**What needs to be done:** Every line below that mentions the word "shown" should be copied out.

**Input data:**
------------------------------------------------

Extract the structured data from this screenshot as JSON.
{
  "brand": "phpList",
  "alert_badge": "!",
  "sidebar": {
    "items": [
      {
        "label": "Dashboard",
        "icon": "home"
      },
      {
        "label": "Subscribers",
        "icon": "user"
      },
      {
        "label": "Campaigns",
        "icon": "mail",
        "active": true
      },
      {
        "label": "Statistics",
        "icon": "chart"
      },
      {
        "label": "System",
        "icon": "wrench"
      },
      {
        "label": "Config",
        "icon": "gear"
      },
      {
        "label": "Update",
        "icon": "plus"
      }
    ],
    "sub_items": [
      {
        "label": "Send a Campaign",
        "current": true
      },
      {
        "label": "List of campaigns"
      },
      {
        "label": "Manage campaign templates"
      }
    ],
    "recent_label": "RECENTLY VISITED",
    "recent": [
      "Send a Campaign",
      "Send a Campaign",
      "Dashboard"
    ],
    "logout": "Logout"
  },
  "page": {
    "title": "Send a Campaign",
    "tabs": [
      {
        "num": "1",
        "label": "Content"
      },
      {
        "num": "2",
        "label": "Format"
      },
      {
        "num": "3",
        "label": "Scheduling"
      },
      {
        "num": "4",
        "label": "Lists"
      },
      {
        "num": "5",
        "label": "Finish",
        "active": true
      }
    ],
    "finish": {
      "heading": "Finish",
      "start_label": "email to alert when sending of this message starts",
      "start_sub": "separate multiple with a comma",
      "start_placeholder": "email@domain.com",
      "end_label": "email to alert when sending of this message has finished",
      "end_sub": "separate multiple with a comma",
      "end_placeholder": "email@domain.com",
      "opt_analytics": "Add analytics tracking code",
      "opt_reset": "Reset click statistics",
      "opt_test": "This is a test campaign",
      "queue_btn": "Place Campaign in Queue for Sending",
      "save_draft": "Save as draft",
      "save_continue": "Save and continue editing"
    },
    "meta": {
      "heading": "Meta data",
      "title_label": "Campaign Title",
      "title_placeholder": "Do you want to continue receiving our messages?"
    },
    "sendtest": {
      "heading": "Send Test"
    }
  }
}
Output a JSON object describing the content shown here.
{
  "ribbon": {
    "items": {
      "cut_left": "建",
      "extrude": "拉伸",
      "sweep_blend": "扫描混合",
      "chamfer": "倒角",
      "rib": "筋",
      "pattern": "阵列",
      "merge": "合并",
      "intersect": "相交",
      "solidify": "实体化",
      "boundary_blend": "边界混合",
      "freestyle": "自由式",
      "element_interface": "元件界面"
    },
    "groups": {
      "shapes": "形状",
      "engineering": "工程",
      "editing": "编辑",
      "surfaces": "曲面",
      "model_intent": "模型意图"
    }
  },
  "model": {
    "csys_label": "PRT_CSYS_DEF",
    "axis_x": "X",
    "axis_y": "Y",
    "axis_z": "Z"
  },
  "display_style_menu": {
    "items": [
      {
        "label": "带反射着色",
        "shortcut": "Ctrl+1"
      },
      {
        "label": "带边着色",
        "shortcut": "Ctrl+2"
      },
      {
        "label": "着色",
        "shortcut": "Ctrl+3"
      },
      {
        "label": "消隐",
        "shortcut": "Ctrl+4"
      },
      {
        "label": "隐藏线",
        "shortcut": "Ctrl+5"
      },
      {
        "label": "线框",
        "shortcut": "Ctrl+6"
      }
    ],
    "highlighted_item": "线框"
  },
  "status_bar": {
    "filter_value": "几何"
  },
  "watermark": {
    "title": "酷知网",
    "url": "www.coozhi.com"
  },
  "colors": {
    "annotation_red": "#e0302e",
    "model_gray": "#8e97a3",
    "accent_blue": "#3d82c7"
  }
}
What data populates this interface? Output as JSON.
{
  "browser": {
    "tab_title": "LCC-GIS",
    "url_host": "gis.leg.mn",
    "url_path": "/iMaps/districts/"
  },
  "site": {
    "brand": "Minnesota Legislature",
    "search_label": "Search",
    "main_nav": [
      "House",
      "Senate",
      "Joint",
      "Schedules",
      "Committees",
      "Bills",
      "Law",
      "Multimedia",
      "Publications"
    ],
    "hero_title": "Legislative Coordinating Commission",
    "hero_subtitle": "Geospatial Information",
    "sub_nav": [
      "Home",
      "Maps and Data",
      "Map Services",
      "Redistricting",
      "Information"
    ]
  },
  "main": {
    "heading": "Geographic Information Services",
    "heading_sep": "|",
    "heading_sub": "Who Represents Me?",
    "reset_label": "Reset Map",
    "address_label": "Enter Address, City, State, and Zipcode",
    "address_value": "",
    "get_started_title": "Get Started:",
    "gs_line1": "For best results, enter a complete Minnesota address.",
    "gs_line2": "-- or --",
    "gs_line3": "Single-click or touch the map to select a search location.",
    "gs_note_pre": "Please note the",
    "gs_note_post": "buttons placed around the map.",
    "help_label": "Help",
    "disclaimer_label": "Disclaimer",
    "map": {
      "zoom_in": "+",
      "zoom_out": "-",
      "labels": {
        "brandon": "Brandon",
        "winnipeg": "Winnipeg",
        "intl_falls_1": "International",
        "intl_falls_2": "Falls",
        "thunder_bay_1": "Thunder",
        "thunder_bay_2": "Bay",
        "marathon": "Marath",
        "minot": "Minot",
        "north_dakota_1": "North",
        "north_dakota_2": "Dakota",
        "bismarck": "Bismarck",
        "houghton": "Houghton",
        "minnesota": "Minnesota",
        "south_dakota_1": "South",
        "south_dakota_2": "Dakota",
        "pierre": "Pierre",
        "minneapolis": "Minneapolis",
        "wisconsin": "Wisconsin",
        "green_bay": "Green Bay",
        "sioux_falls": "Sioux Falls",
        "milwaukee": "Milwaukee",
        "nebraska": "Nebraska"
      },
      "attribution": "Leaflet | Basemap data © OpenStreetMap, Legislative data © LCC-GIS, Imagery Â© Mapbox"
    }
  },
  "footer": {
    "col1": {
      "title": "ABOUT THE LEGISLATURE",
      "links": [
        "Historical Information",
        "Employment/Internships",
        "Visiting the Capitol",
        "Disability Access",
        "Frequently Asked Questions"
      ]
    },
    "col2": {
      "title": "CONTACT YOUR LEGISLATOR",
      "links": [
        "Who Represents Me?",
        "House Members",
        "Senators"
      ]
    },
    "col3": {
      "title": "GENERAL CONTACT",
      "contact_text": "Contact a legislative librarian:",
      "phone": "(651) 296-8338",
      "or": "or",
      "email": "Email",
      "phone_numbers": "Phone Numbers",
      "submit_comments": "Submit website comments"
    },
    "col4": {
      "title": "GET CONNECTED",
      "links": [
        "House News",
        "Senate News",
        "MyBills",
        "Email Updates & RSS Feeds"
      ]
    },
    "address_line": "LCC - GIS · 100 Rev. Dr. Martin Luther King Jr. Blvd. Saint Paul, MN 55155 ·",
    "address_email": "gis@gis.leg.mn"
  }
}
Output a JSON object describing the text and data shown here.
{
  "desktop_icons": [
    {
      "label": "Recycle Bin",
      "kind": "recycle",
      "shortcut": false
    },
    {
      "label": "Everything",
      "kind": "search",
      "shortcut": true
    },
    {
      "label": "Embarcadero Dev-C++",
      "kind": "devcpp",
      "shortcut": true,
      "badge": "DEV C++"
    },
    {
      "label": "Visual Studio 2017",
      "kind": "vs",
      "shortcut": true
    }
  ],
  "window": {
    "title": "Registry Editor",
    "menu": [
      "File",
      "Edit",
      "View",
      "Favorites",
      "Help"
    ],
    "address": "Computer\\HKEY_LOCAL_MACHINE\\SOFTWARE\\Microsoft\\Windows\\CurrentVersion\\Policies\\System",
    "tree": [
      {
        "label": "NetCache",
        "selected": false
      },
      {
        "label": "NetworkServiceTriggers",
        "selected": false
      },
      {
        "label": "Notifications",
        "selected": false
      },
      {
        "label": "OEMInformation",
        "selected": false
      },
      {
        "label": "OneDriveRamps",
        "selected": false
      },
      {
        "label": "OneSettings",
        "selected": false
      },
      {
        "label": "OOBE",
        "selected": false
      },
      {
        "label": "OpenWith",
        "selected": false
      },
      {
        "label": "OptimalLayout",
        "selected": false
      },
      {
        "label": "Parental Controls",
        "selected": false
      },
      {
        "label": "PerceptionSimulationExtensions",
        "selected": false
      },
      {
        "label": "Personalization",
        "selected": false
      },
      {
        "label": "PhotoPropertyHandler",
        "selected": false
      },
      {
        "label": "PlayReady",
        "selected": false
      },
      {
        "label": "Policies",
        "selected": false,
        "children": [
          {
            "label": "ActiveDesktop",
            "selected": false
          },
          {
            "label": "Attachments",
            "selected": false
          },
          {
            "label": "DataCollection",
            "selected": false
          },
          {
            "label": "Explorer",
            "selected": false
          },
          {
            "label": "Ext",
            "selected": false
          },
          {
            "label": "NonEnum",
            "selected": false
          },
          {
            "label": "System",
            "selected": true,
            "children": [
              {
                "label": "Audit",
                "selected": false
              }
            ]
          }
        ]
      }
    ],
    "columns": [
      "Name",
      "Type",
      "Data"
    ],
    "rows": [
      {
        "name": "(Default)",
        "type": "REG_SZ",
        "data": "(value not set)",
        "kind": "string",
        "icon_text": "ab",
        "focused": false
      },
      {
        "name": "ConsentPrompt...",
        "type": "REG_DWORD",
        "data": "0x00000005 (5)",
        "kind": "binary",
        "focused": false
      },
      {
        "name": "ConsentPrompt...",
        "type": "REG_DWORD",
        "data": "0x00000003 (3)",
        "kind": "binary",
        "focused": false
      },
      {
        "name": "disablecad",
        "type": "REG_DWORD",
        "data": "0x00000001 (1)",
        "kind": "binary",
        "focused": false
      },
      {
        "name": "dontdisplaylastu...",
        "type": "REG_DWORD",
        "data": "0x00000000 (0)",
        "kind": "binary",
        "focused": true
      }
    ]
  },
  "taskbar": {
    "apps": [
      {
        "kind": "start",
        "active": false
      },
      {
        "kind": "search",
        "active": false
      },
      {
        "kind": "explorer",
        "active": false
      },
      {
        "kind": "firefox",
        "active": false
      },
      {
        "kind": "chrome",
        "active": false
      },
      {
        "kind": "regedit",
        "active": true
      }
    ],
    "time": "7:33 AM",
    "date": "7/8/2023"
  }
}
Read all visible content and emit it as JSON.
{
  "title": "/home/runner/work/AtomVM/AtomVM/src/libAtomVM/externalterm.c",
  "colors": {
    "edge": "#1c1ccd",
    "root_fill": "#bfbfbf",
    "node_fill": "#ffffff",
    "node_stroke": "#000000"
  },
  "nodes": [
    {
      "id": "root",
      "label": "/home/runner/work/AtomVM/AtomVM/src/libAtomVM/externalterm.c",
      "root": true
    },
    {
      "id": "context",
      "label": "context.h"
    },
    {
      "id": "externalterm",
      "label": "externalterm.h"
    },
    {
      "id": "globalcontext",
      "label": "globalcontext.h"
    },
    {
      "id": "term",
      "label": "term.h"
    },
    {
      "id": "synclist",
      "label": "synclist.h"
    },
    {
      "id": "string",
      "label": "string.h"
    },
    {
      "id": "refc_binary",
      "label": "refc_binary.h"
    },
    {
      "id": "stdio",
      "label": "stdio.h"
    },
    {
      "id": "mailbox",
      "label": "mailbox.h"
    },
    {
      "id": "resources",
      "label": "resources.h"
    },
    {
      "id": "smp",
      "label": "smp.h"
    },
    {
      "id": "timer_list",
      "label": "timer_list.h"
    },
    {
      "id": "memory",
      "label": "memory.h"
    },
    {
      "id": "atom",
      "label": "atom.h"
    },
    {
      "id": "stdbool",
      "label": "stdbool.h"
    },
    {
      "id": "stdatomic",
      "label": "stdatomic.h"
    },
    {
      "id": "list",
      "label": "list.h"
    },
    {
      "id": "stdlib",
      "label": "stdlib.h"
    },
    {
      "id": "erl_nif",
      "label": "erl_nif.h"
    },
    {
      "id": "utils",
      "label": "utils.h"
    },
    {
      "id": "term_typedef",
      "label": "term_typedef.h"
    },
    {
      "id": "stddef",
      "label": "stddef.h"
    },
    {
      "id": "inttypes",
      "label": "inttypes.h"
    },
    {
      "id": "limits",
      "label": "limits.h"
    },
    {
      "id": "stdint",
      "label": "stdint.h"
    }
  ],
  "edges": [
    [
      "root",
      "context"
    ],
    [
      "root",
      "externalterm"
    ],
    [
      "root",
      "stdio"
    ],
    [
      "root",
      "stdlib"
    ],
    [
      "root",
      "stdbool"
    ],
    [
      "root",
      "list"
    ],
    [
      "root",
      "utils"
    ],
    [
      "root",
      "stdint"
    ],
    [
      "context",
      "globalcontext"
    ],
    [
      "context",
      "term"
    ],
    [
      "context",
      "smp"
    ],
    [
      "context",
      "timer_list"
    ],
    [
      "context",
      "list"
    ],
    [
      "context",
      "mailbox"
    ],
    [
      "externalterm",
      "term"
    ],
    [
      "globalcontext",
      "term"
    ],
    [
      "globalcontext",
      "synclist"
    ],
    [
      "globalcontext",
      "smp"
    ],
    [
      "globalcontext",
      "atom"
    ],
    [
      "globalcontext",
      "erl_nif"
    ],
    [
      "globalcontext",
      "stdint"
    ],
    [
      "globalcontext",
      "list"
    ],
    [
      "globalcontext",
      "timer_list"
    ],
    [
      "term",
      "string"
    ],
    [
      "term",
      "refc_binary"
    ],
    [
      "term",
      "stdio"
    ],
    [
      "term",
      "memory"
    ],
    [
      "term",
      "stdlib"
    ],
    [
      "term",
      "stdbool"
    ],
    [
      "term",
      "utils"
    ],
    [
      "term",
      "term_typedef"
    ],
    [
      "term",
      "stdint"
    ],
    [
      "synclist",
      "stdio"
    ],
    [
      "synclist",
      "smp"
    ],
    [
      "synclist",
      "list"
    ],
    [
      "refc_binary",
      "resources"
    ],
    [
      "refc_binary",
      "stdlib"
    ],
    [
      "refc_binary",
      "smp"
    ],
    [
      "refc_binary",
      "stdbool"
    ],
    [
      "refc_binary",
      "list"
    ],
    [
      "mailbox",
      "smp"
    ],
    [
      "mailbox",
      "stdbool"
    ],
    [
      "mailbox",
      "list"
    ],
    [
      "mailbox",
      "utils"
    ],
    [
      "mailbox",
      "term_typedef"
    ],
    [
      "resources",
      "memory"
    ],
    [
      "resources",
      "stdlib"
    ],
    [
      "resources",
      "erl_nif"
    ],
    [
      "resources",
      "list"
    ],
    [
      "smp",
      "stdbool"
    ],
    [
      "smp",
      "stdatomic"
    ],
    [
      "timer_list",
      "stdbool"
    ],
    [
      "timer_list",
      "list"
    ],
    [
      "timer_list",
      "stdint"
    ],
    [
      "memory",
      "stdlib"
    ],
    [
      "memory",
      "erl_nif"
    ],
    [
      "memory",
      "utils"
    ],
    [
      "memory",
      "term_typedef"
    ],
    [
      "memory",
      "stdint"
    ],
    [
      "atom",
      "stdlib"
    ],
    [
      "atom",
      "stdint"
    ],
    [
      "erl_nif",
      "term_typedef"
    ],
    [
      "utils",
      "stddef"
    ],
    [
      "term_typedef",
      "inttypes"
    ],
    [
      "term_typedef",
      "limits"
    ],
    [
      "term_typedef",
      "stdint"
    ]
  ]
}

------------------------------------------------

**Task response:**
Output a JSON object describing the content shown here.
Output a JSON object describing the text and data shown here.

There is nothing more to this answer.